--- Do this ---
Go through the data below. List every line that holds the word "text".

(Extracted records)
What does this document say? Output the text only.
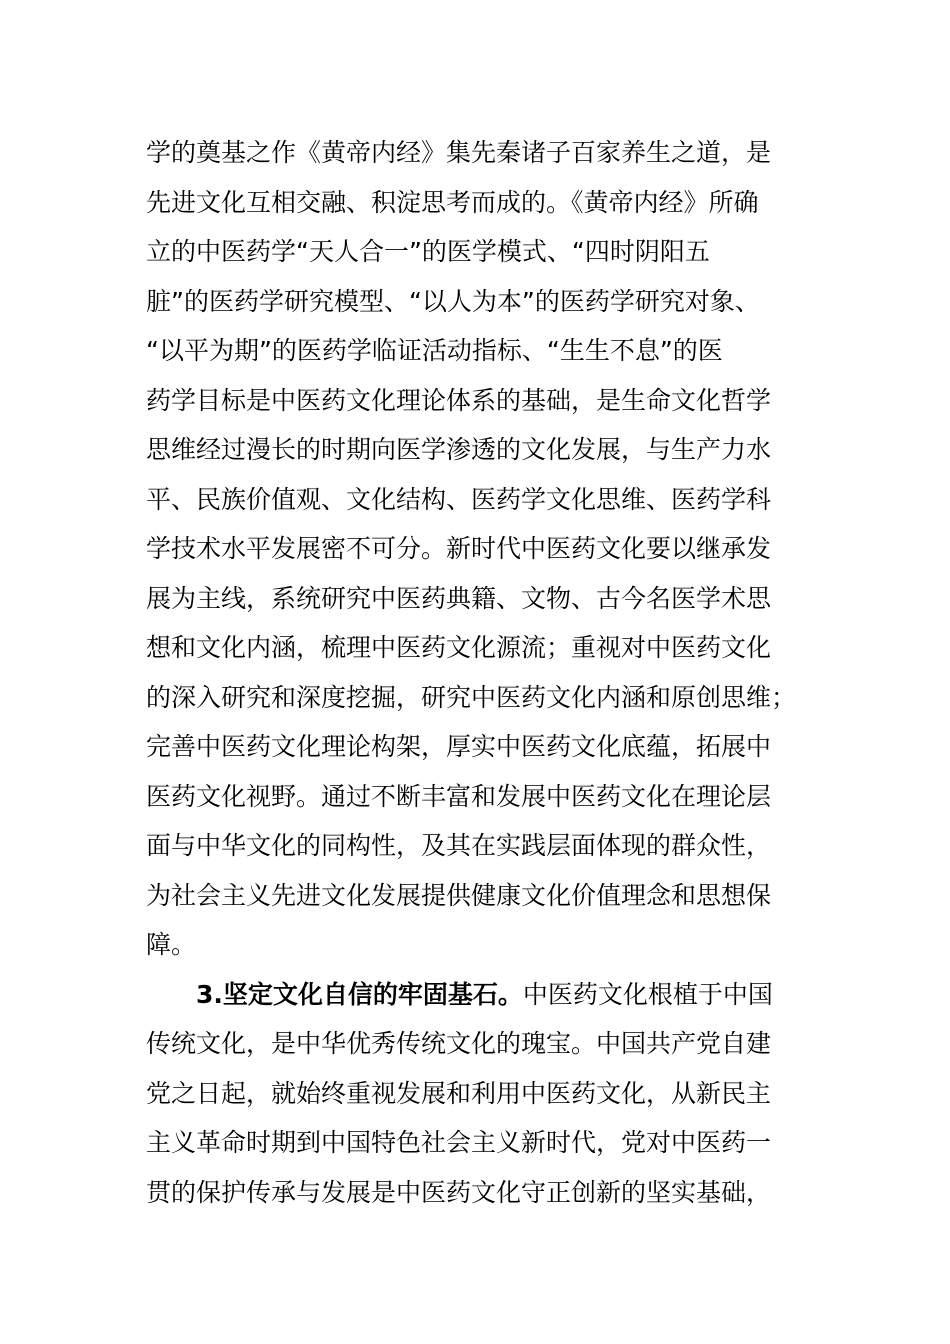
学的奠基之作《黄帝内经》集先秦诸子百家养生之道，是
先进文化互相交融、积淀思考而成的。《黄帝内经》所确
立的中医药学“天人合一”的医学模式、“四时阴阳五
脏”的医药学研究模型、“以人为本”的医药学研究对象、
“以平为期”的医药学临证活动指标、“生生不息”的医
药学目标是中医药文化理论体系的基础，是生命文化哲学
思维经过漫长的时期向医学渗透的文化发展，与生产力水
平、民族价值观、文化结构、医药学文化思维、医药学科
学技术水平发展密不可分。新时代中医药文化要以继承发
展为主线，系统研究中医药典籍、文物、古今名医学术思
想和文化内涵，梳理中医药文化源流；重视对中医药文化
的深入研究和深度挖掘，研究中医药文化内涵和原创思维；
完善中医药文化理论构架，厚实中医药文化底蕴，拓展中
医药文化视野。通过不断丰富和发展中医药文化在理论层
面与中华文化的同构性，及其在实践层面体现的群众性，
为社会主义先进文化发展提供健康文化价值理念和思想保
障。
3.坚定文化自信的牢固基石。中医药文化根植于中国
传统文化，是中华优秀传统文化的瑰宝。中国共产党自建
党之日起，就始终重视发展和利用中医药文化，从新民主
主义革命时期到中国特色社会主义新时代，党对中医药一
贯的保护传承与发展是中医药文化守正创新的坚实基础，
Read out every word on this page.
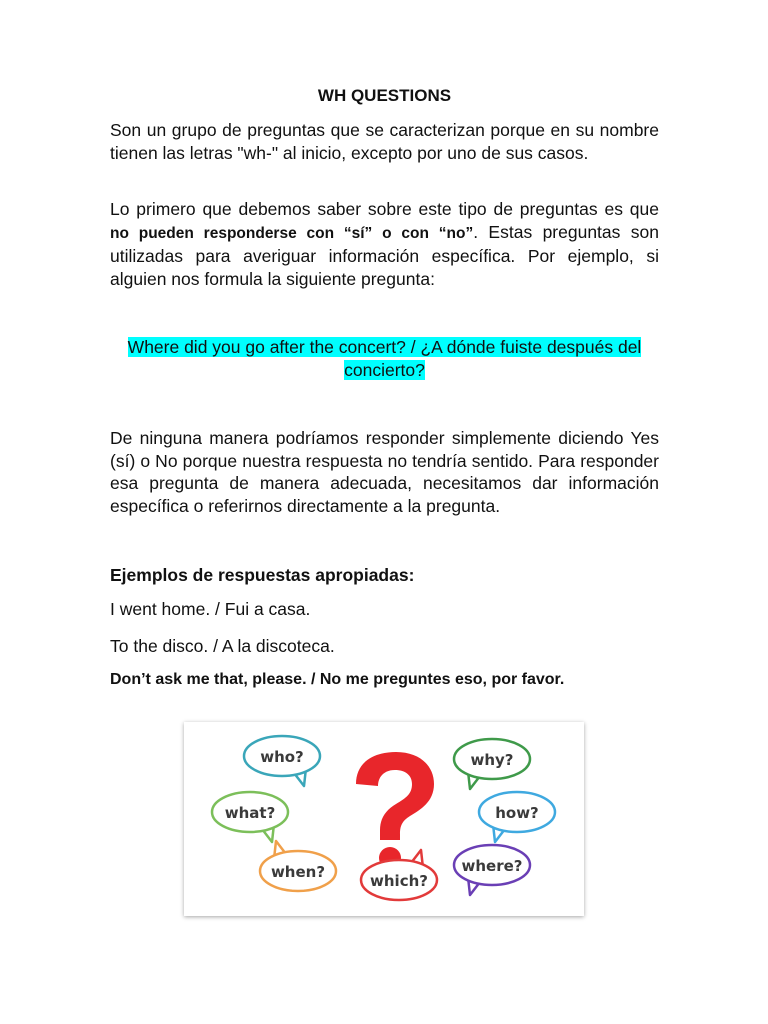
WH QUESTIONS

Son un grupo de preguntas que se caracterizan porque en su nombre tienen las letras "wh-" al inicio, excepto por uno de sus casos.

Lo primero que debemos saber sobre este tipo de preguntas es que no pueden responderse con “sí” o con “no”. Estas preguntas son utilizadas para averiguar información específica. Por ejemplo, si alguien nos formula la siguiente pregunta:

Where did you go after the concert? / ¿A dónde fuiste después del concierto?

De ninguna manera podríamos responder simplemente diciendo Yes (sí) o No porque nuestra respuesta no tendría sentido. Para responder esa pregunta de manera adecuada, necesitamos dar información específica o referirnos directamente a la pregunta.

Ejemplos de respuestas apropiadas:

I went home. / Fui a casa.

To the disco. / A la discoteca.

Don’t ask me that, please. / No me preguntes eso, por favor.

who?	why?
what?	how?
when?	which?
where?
--
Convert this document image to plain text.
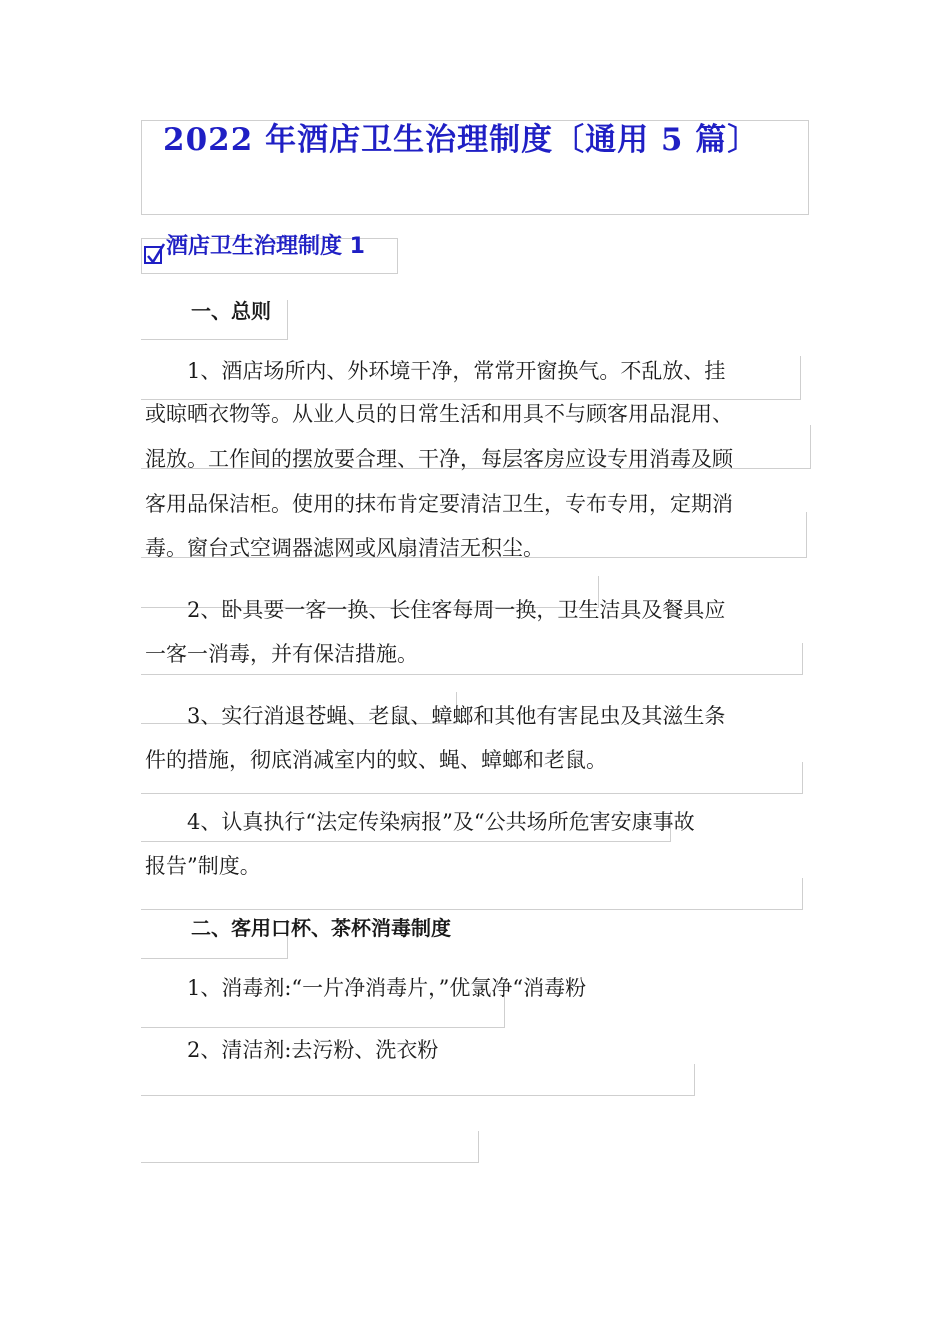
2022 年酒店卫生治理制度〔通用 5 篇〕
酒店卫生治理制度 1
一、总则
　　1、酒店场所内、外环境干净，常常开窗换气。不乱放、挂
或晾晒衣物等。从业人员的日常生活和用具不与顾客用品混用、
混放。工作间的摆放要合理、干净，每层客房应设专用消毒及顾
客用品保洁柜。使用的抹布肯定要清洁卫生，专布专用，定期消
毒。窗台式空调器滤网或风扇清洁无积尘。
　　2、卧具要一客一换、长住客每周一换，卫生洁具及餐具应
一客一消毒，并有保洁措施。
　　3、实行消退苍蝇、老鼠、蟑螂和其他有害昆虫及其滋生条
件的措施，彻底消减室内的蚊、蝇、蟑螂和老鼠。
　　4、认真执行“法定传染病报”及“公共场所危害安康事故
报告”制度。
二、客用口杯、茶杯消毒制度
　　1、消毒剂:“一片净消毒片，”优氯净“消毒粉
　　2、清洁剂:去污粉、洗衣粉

--- Complete output ---
What does this document say? Output the text only.
Convert this document image to plain text.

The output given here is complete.